═══ EXERCISE MATERIALS
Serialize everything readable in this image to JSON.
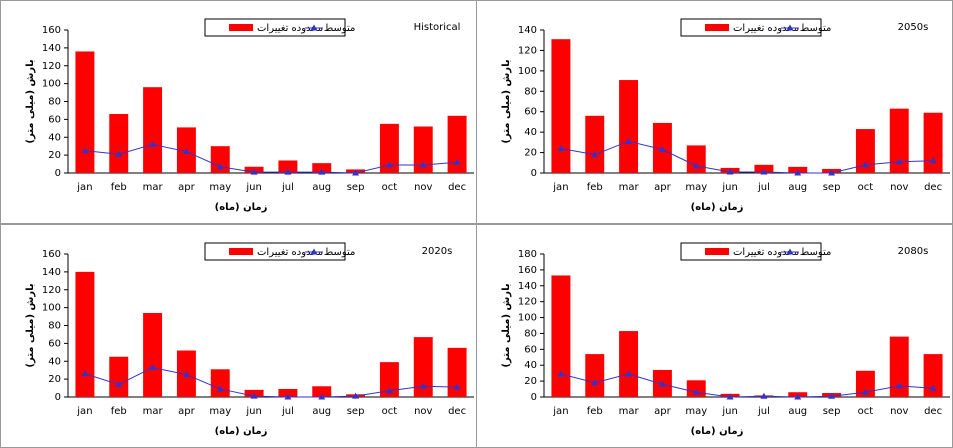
{
  "chart_data": [
    {
      "type": "combo",
      "title": "Historical",
      "xlabel": "زمان (ماه)",
      "ylabel": "بارش (میلی متر)",
      "categories": [
        "jan",
        "feb",
        "mar",
        "apr",
        "may",
        "jun",
        "jul",
        "aug",
        "sep",
        "oct",
        "nov",
        "dec"
      ],
      "series": [
        {
          "name": "محدوده تغییرات",
          "color": "#ff0000",
          "kind": "bar",
          "values": [
            136,
            66,
            96,
            51,
            30,
            7,
            14,
            11,
            4,
            55,
            52,
            64
          ]
        },
        {
          "name": "متوسط",
          "color": "#3333cc",
          "kind": "line",
          "values": [
            25,
            21,
            32,
            24,
            7,
            1,
            1,
            1,
            0,
            9,
            9,
            12
          ]
        }
      ],
      "ylim": [
        0,
        160
      ],
      "yticks": [
        0,
        20,
        40,
        60,
        80,
        100,
        120,
        140,
        160
      ]
    },
    {
      "type": "combo",
      "title": "2050s",
      "xlabel": "زمان (ماه)",
      "ylabel": "بارش (میلی متر)",
      "categories": [
        "jan",
        "feb",
        "mar",
        "apr",
        "may",
        "jun",
        "jul",
        "aug",
        "sep",
        "oct",
        "nov",
        "dec"
      ],
      "series": [
        {
          "name": "محدوده تغییرات",
          "color": "#ff0000",
          "kind": "bar",
          "values": [
            131,
            56,
            91,
            49,
            27,
            5,
            8,
            6,
            4,
            43,
            63,
            59
          ]
        },
        {
          "name": "متوسط",
          "color": "#3333cc",
          "kind": "line",
          "values": [
            24,
            18,
            31,
            23,
            7,
            1,
            1,
            0,
            0,
            8,
            11,
            12
          ]
        }
      ],
      "ylim": [
        0,
        140
      ],
      "yticks": [
        0,
        20,
        40,
        60,
        80,
        100,
        120,
        140
      ]
    },
    {
      "type": "combo",
      "title": "2020s",
      "xlabel": "زمان (ماه)",
      "ylabel": "بارش (میلی متر)",
      "categories": [
        "jan",
        "feb",
        "mar",
        "apr",
        "may",
        "jun",
        "jul",
        "aug",
        "sep",
        "oct",
        "nov",
        "dec"
      ],
      "series": [
        {
          "name": "محدوده تغییرات",
          "color": "#ff0000",
          "kind": "bar",
          "values": [
            140,
            45,
            94,
            52,
            31,
            8,
            9,
            12,
            3,
            39,
            67,
            55
          ]
        },
        {
          "name": "متوسط",
          "color": "#3333cc",
          "kind": "line",
          "values": [
            26,
            14,
            33,
            25,
            9,
            1,
            0,
            0,
            1,
            7,
            12,
            11
          ]
        }
      ],
      "ylim": [
        0,
        160
      ],
      "yticks": [
        0,
        20,
        40,
        60,
        80,
        100,
        120,
        140,
        160
      ]
    },
    {
      "type": "combo",
      "title": "2080s",
      "xlabel": "زمان (ماه)",
      "ylabel": "بارش (میلی متر)",
      "categories": [
        "jan",
        "feb",
        "mar",
        "apr",
        "may",
        "jun",
        "jul",
        "aug",
        "sep",
        "oct",
        "nov",
        "dec"
      ],
      "series": [
        {
          "name": "محدوده تغییرات",
          "color": "#ff0000",
          "kind": "bar",
          "values": [
            153,
            54,
            83,
            34,
            21,
            4,
            2,
            6,
            5,
            33,
            76,
            54
          ]
        },
        {
          "name": "متوسط",
          "color": "#3333cc",
          "kind": "line",
          "values": [
            29,
            18,
            29,
            16,
            6,
            0,
            1,
            0,
            1,
            6,
            14,
            11
          ]
        }
      ],
      "ylim": [
        0,
        180
      ],
      "yticks": [
        0,
        20,
        40,
        60,
        80,
        100,
        120,
        140,
        160,
        180
      ]
    }
  ]
}
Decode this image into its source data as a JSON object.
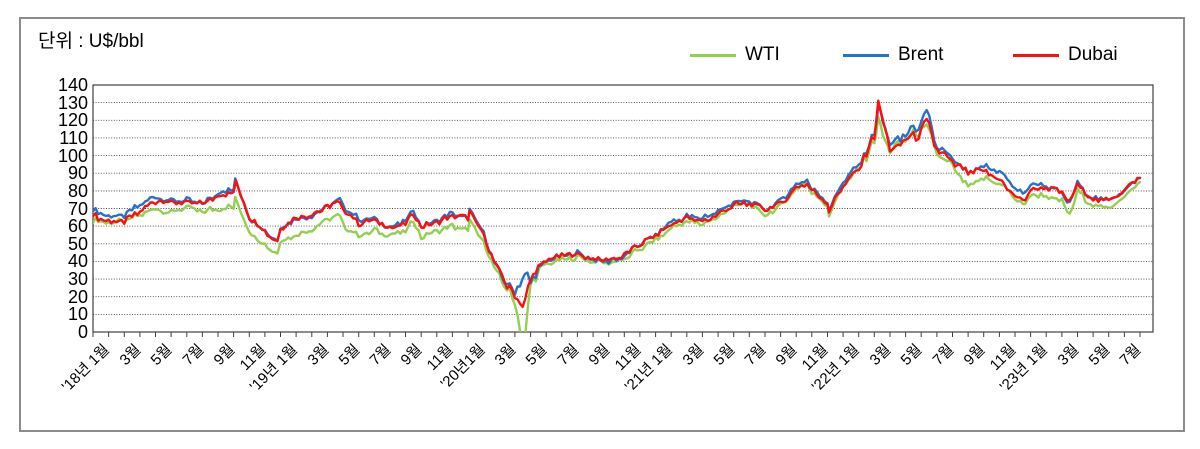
══════
● **WHAT THIS TASK INVOLVES**: Quote the records in full and exactly; skip any image.

● **TASK OUTPUT**:
Serialize everything readable in this image to JSON.
{
  "chart_data": [
    {
      "type": "combo",
      "title": "Historical",
      "xlabel": "زمان (ماه)",
      "ylabel": "بارش (میلی متر)",
      "categories": [
        "jan",
        "feb",
        "mar",
        "apr",
        "may",
        "jun",
        "jul",
        "aug",
        "sep",
        "oct",
        "nov",
        "dec"
      ],
      "series": [
        {
          "name": "محدوده تغییرات",
          "color": "#ff0000",
          "kind": "bar",
          "values": [
            136,
            66,
            96,
            51,
            30,
            7,
            14,
            11,
            4,
            55,
            52,
            64
          ]
        },
        {
          "name": "متوسط",
          "color": "#3333cc",
          "kind": "line",
          "values": [
            25,
            21,
            32,
            24,
            7,
            1,
            1,
            1,
            0,
            9,
            9,
            12
          ]
        }
      ],
      "ylim": [
        0,
        160
      ],
      "yticks": [
        0,
        20,
        40,
        60,
        80,
        100,
        120,
        140,
        160
      ]
    },
    {
      "type": "combo",
      "title": "2050s",
      "xlabel": "زمان (ماه)",
      "ylabel": "بارش (میلی متر)",
      "categories": [
        "jan",
        "feb",
        "mar",
        "apr",
        "may",
        "jun",
        "jul",
        "aug",
        "sep",
        "oct",
        "nov",
        "dec"
      ],
      "series": [
        {
          "name": "محدوده تغییرات",
          "color": "#ff0000",
          "kind": "bar",
          "values": [
            131,
            56,
            91,
            49,
            27,
            5,
            8,
            6,
            4,
            43,
            63,
            59
          ]
        },
        {
          "name": "متوسط",
          "color": "#3333cc",
          "kind": "line",
          "values": [
            24,
            18,
            31,
            23,
            7,
            1,
            1,
            0,
            0,
            8,
            11,
            12
          ]
        }
      ],
      "ylim": [
        0,
        140
      ],
      "yticks": [
        0,
        20,
        40,
        60,
        80,
        100,
        120,
        140
      ]
    },
    {
      "type": "combo",
      "title": "2020s",
      "xlabel": "زمان (ماه)",
      "ylabel": "بارش (میلی متر)",
      "categories": [
        "jan",
        "feb",
        "mar",
        "apr",
        "may",
        "jun",
        "jul",
        "aug",
        "sep",
        "oct",
        "nov",
        "dec"
      ],
      "series": [
        {
          "name": "محدوده تغییرات",
          "color": "#ff0000",
          "kind": "bar",
          "values": [
            140,
            45,
            94,
            52,
            31,
            8,
            9,
            12,
            3,
            39,
            67,
            55
          ]
        },
        {
          "name": "متوسط",
          "color": "#3333cc",
          "kind": "line",
          "values": [
            26,
            14,
            33,
            25,
            9,
            1,
            0,
            0,
            1,
            7,
            12,
            11
          ]
        }
      ],
      "ylim": [
        0,
        160
      ],
      "yticks": [
        0,
        20,
        40,
        60,
        80,
        100,
        120,
        140,
        160
      ]
    },
    {
      "type": "combo",
      "title": "2080s",
      "xlabel": "زمان (ماه)",
      "ylabel": "بارش (میلی متر)",
      "categories": [
        "jan",
        "feb",
        "mar",
        "apr",
        "may",
        "jun",
        "jul",
        "aug",
        "sep",
        "oct",
        "nov",
        "dec"
      ],
      "series": [
        {
          "name": "محدوده تغییرات",
          "color": "#ff0000",
          "kind": "bar",
          "values": [
            153,
            54,
            83,
            34,
            21,
            4,
            2,
            6,
            5,
            33,
            76,
            54
          ]
        },
        {
          "name": "متوسط",
          "color": "#3333cc",
          "kind": "line",
          "values": [
            29,
            18,
            29,
            16,
            6,
            0,
            1,
            0,
            1,
            6,
            14,
            11
          ]
        }
      ],
      "ylim": [
        0,
        180
      ],
      "yticks": [
        0,
        20,
        40,
        60,
        80,
        100,
        120,
        140,
        160,
        180
      ]
    }
  ]
}
Decode this image into its source data as a JSON object.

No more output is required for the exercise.